• _WHAT NEEDS TO BE DONE_:
Each entry below should be returned exactly as is, with the pictures removed.
BEGIN
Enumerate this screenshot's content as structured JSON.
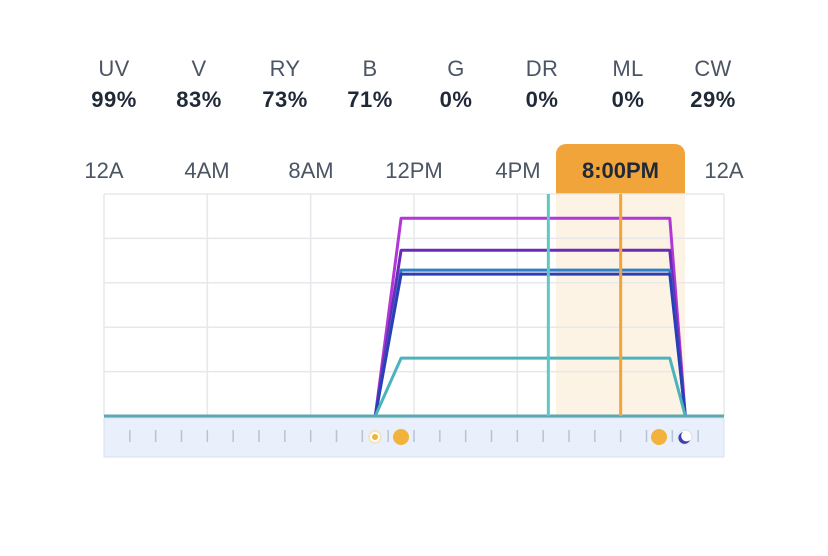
{
  "channels": [
    {
      "label": "UV",
      "value": "99%"
    },
    {
      "label": "V",
      "value": "83%"
    },
    {
      "label": "RY",
      "value": "73%"
    },
    {
      "label": "B",
      "value": "71%"
    },
    {
      "label": "G",
      "value": "0%"
    },
    {
      "label": "DR",
      "value": "0%"
    },
    {
      "label": "ML",
      "value": "0%"
    },
    {
      "label": "CW",
      "value": "29%"
    }
  ],
  "timeline": {
    "tick_labels": [
      "12A",
      "4AM",
      "8AM",
      "12PM",
      "4PM",
      "12A"
    ],
    "current_time_label": "8:00PM"
  },
  "colors": {
    "accent": "#f0a43a",
    "now_band": "#fdf3e4",
    "cursor_line": "#5ec8c4",
    "grid": "#e6e8eb",
    "strip": "#e9f0fb"
  },
  "chart_data": {
    "type": "line",
    "x_unit": "hours",
    "xlim": [
      0,
      24
    ],
    "ylim": [
      0,
      100
    ],
    "x_ticks": [
      0,
      4,
      8,
      12,
      16,
      20,
      24
    ],
    "grid": true,
    "current_time_hour": 20,
    "cursor_hour": 17.2,
    "sunrise_hour": 11.5,
    "sunset_hour": 21.9,
    "series": [
      {
        "color": "#b137d7",
        "points": [
          [
            10.5,
            0
          ],
          [
            11.5,
            99
          ],
          [
            21.9,
            99
          ],
          [
            22.5,
            0
          ]
        ]
      },
      {
        "color": "#6a2bb8",
        "points": [
          [
            10.5,
            0
          ],
          [
            11.5,
            83
          ],
          [
            21.9,
            83
          ],
          [
            22.5,
            0
          ]
        ]
      },
      {
        "color": "#2f7fc6",
        "points": [
          [
            10.5,
            0
          ],
          [
            11.5,
            73
          ],
          [
            21.9,
            73
          ],
          [
            22.5,
            0
          ]
        ]
      },
      {
        "color": "#2a3fb6",
        "points": [
          [
            10.5,
            0
          ],
          [
            11.5,
            71
          ],
          [
            21.9,
            71
          ],
          [
            22.5,
            0
          ]
        ]
      },
      {
        "color": "#4ab3bb",
        "points": [
          [
            10.5,
            0
          ],
          [
            11.5,
            29
          ],
          [
            21.9,
            29
          ],
          [
            22.5,
            0
          ]
        ]
      }
    ]
  }
}
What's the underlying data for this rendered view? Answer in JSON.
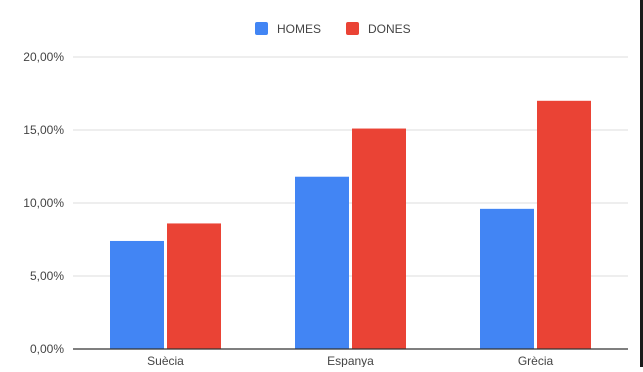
{
  "chart_data": {
    "type": "bar",
    "title": "",
    "xlabel": "",
    "ylabel": "",
    "categories": [
      "Suècia",
      "Espanya",
      "Grècia"
    ],
    "series": [
      {
        "name": "HOMES",
        "values": [
          7.4,
          11.8,
          9.6
        ],
        "color": "#4285f4"
      },
      {
        "name": "DONES",
        "values": [
          8.6,
          15.1,
          17.0
        ],
        "color": "#ea4335"
      }
    ],
    "ylim": [
      0,
      20
    ],
    "yticks": [
      {
        "value": 0,
        "label": "0,00%"
      },
      {
        "value": 5,
        "label": "5,00%"
      },
      {
        "value": 10,
        "label": "10,00%"
      },
      {
        "value": 15,
        "label": "15,00%"
      },
      {
        "value": 20,
        "label": "20,00%"
      }
    ],
    "grid": true,
    "legend_position": "top-center",
    "gridline_color": "#dcdcdc",
    "axis_color": "#333333",
    "text_color": "#444444"
  }
}
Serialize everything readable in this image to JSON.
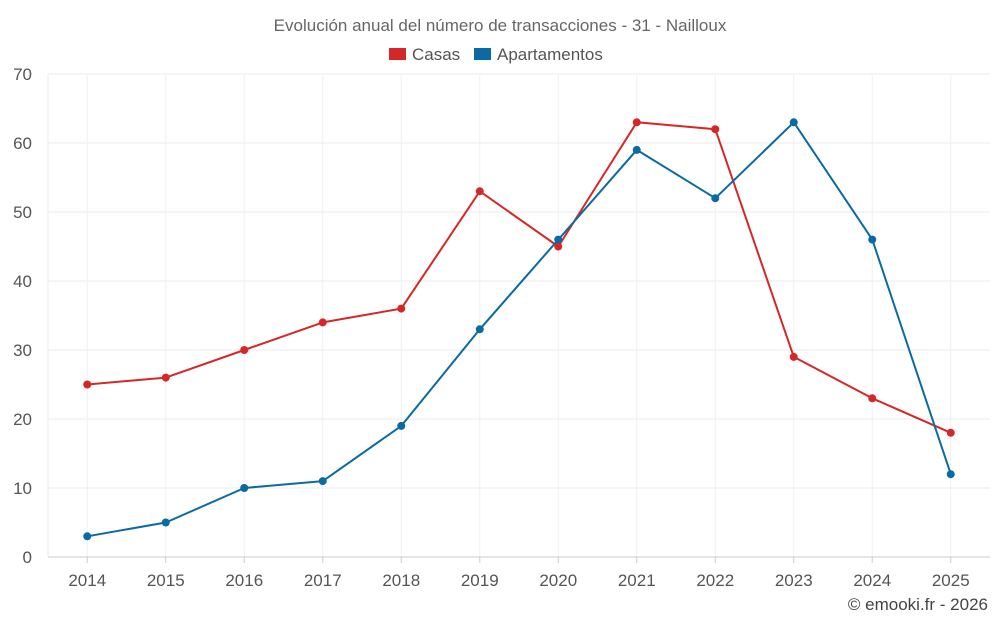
{
  "chart_data": {
    "type": "line",
    "title": "Evolución anual del número de transacciones - 31 - Nailloux",
    "categories": [
      "2014",
      "2015",
      "2016",
      "2017",
      "2018",
      "2019",
      "2020",
      "2021",
      "2022",
      "2023",
      "2024",
      "2025"
    ],
    "series": [
      {
        "name": "Casas",
        "color": "#d62728",
        "values": [
          25,
          26,
          30,
          34,
          36,
          53,
          45,
          63,
          62,
          29,
          23,
          18
        ]
      },
      {
        "name": "Apartamentos",
        "color": "#0b6aa2",
        "values": [
          3,
          5,
          10,
          11,
          19,
          33,
          46,
          59,
          52,
          63,
          46,
          12
        ]
      }
    ],
    "ylim": [
      0,
      70
    ],
    "yticks": [
      "0",
      "10",
      "20",
      "30",
      "40",
      "50",
      "60",
      "70"
    ],
    "xlabel": "",
    "ylabel": "",
    "legend_position": "top-center",
    "grid": true
  },
  "credit": "© emooki.fr - 2026"
}
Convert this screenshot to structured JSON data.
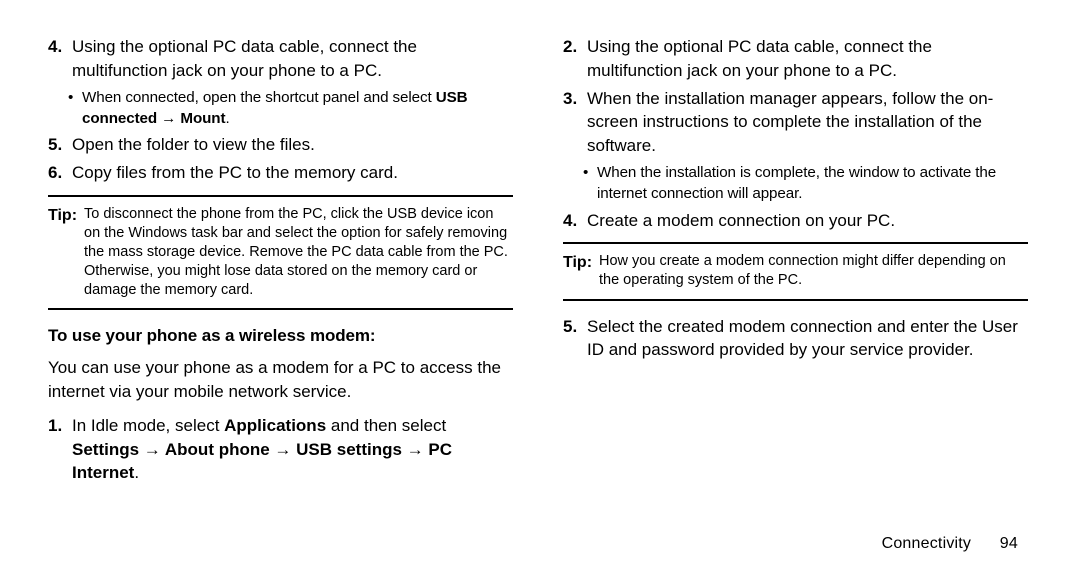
{
  "left": {
    "items": [
      {
        "n": "4",
        "t": "Using the optional PC data cable, connect the multifunction jack on your phone to a PC."
      }
    ],
    "bullet1_pre": "When connected, open the shortcut panel and select ",
    "bullet1_b1": "USB connected",
    "bullet1_b2": "Mount",
    "item5": {
      "n": "5",
      "t": "Open the folder to view the files."
    },
    "item6": {
      "n": "6",
      "t": "Copy files from the PC to the memory card."
    },
    "tip_label": "Tip:",
    "tip_text": "To disconnect the phone from the PC, click the USB device icon on the Windows task bar and select the option for safely removing the mass storage device. Remove the PC data cable from the PC. Otherwise, you might lose data stored on the memory card or damage the memory card.",
    "heading": "To use your phone as a wireless modem:",
    "para": "You can use your phone as a modem for a PC to access the internet via your mobile network service.",
    "s1_n": "1",
    "s1_pre": "In Idle mode, select ",
    "s1_b1": "Applications",
    "s1_mid": " and then select ",
    "s1_b2": "Settings",
    "s1_b3": "About phone",
    "s1_b4": "USB settings",
    "s1_b5": "PC Internet"
  },
  "right": {
    "r2": {
      "n": "2",
      "t": "Using the optional PC data cable, connect the multifunction jack on your phone to a PC."
    },
    "r3": {
      "n": "3",
      "t": "When the installation manager appears, follow the on-screen instructions to complete the installation of the software."
    },
    "bullet": "When the installation is complete, the window to activate the internet connection will appear.",
    "r4": {
      "n": "4",
      "t": "Create a modem connection on your PC."
    },
    "tip_label": "Tip:",
    "tip_text": "How you create a modem connection might differ depending on the operating system of the PC.",
    "r5": {
      "n": "5",
      "t": "Select the created modem connection and enter the User ID and password provided by your service provider."
    }
  },
  "footer": {
    "section": "Connectivity",
    "page": "94"
  }
}
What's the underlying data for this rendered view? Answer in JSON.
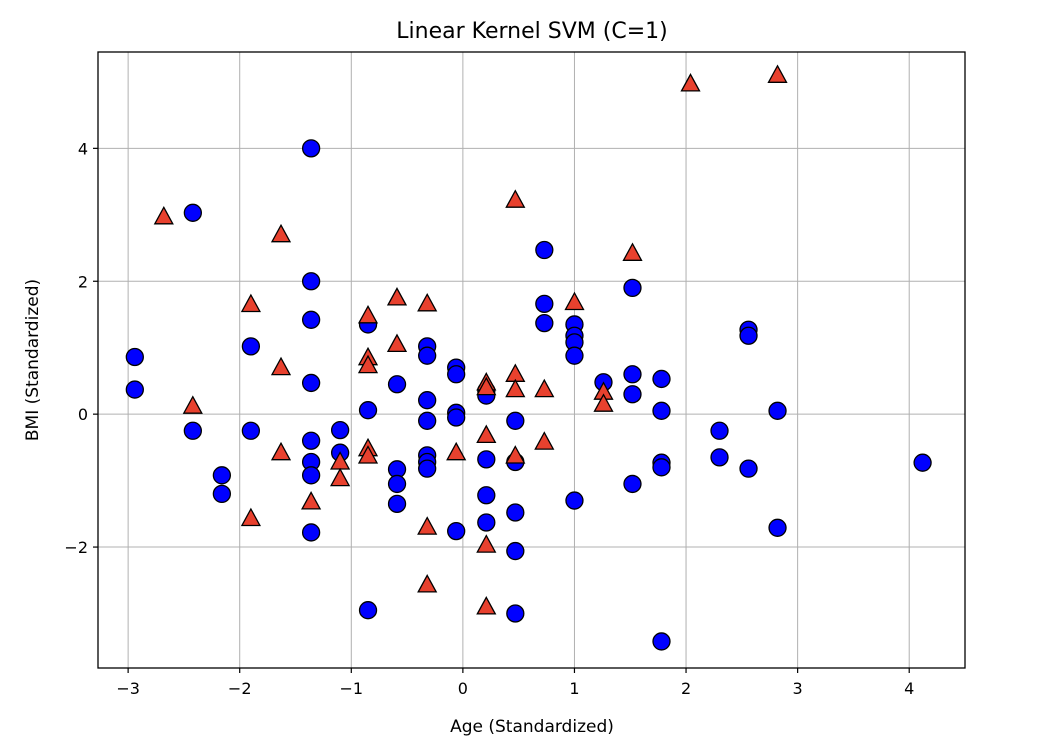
END
• _RESPONSE_:
Enumerate this screenshot's content as structured JSON.
{
  "channels": [
    {
      "label": "UV",
      "value": "99%"
    },
    {
      "label": "V",
      "value": "83%"
    },
    {
      "label": "RY",
      "value": "73%"
    },
    {
      "label": "B",
      "value": "71%"
    },
    {
      "label": "G",
      "value": "0%"
    },
    {
      "label": "DR",
      "value": "0%"
    },
    {
      "label": "ML",
      "value": "0%"
    },
    {
      "label": "CW",
      "value": "29%"
    }
  ],
  "timeline": {
    "tick_labels": [
      "12A",
      "4AM",
      "8AM",
      "12PM",
      "4PM",
      "12A"
    ],
    "current_time_label": "8:00PM"
  },
  "colors": {
    "accent": "#f0a43a",
    "now_band": "#fdf3e4",
    "cursor_line": "#5ec8c4",
    "grid": "#e6e8eb",
    "strip": "#e9f0fb"
  },
  "chart_data": {
    "type": "line",
    "x_unit": "hours",
    "xlim": [
      0,
      24
    ],
    "ylim": [
      0,
      100
    ],
    "x_ticks": [
      0,
      4,
      8,
      12,
      16,
      20,
      24
    ],
    "grid": true,
    "current_time_hour": 20,
    "cursor_hour": 17.2,
    "sunrise_hour": 11.5,
    "sunset_hour": 21.9,
    "series": [
      {
        "color": "#b137d7",
        "points": [
          [
            10.5,
            0
          ],
          [
            11.5,
            99
          ],
          [
            21.9,
            99
          ],
          [
            22.5,
            0
          ]
        ]
      },
      {
        "color": "#6a2bb8",
        "points": [
          [
            10.5,
            0
          ],
          [
            11.5,
            83
          ],
          [
            21.9,
            83
          ],
          [
            22.5,
            0
          ]
        ]
      },
      {
        "color": "#2f7fc6",
        "points": [
          [
            10.5,
            0
          ],
          [
            11.5,
            73
          ],
          [
            21.9,
            73
          ],
          [
            22.5,
            0
          ]
        ]
      },
      {
        "color": "#2a3fb6",
        "points": [
          [
            10.5,
            0
          ],
          [
            11.5,
            71
          ],
          [
            21.9,
            71
          ],
          [
            22.5,
            0
          ]
        ]
      },
      {
        "color": "#4ab3bb",
        "points": [
          [
            10.5,
            0
          ],
          [
            11.5,
            29
          ],
          [
            21.9,
            29
          ],
          [
            22.5,
            0
          ]
        ]
      }
    ]
  }
}
What's the underlying data for this rendered view? Answer in JSON.
{
  "chart_data": {
    "type": "bar",
    "title": "",
    "xlabel": "",
    "ylabel": "",
    "categories": [
      "Suècia",
      "Espanya",
      "Grècia"
    ],
    "series": [
      {
        "name": "HOMES",
        "values": [
          7.4,
          11.8,
          9.6
        ],
        "color": "#4285f4"
      },
      {
        "name": "DONES",
        "values": [
          8.6,
          15.1,
          17.0
        ],
        "color": "#ea4335"
      }
    ],
    "ylim": [
      0,
      20
    ],
    "yticks": [
      {
        "value": 0,
        "label": "0,00%"
      },
      {
        "value": 5,
        "label": "5,00%"
      },
      {
        "value": 10,
        "label": "10,00%"
      },
      {
        "value": 15,
        "label": "15,00%"
      },
      {
        "value": 20,
        "label": "20,00%"
      }
    ],
    "grid": true,
    "legend_position": "top-center",
    "gridline_color": "#dcdcdc",
    "axis_color": "#333333",
    "text_color": "#444444"
  }
}
Serialize everything readable in this image to JSON.
{
  "chart_data": {
    "type": "line",
    "title": "Evolución anual del número de transacciones - 31 - Nailloux",
    "categories": [
      "2014",
      "2015",
      "2016",
      "2017",
      "2018",
      "2019",
      "2020",
      "2021",
      "2022",
      "2023",
      "2024",
      "2025"
    ],
    "series": [
      {
        "name": "Casas",
        "color": "#d62728",
        "values": [
          25,
          26,
          30,
          34,
          36,
          53,
          45,
          63,
          62,
          29,
          23,
          18
        ]
      },
      {
        "name": "Apartamentos",
        "color": "#0b6aa2",
        "values": [
          3,
          5,
          10,
          11,
          19,
          33,
          46,
          59,
          52,
          63,
          46,
          12
        ]
      }
    ],
    "ylim": [
      0,
      70
    ],
    "yticks": [
      "0",
      "10",
      "20",
      "30",
      "40",
      "50",
      "60",
      "70"
    ],
    "xlabel": "",
    "ylabel": "",
    "legend_position": "top-center",
    "grid": true
  },
  "credit": "© emooki.fr - 2026"
}
Convert this screenshot to structured JSON data.
{
  "left": {
    "items": [
      {
        "n": "4",
        "t": "Using the optional PC data cable, connect the multifunction jack on your phone to a PC."
      }
    ],
    "bullet1_pre": "When connected, open the shortcut panel and select ",
    "bullet1_b1": "USB connected",
    "bullet1_b2": "Mount",
    "item5": {
      "n": "5",
      "t": "Open the folder to view the files."
    },
    "item6": {
      "n": "6",
      "t": "Copy files from the PC to the memory card."
    },
    "tip_label": "Tip:",
    "tip_text": "To disconnect the phone from the PC, click the USB device icon on the Windows task bar and select the option for safely removing the mass storage device. Remove the PC data cable from the PC. Otherwise, you might lose data stored on the memory card or damage the memory card.",
    "heading": "To use your phone as a wireless modem:",
    "para": "You can use your phone as a modem for a PC to access the internet via your mobile network service.",
    "s1_n": "1",
    "s1_pre": "In Idle mode, select ",
    "s1_b1": "Applications",
    "s1_mid": " and then select ",
    "s1_b2": "Settings",
    "s1_b3": "About phone",
    "s1_b4": "USB settings",
    "s1_b5": "PC Internet"
  },
  "right": {
    "r2": {
      "n": "2",
      "t": "Using the optional PC data cable, connect the multifunction jack on your phone to a PC."
    },
    "r3": {
      "n": "3",
      "t": "When the installation manager appears, follow the on-screen instructions to complete the installation of the software."
    },
    "bullet": "When the installation is complete, the window to activate the internet connection will appear.",
    "r4": {
      "n": "4",
      "t": "Create a modem connection on your PC."
    },
    "tip_label": "Tip:",
    "tip_text": "How you create a modem connection might differ depending on the operating system of the PC.",
    "r5": {
      "n": "5",
      "t": "Select the created modem connection and enter the User ID and password provided by your service provider."
    }
  },
  "footer": {
    "section": "Connectivity",
    "page": "94"
  }
}
What's the underlying data for this rendered view? Answer in JSON.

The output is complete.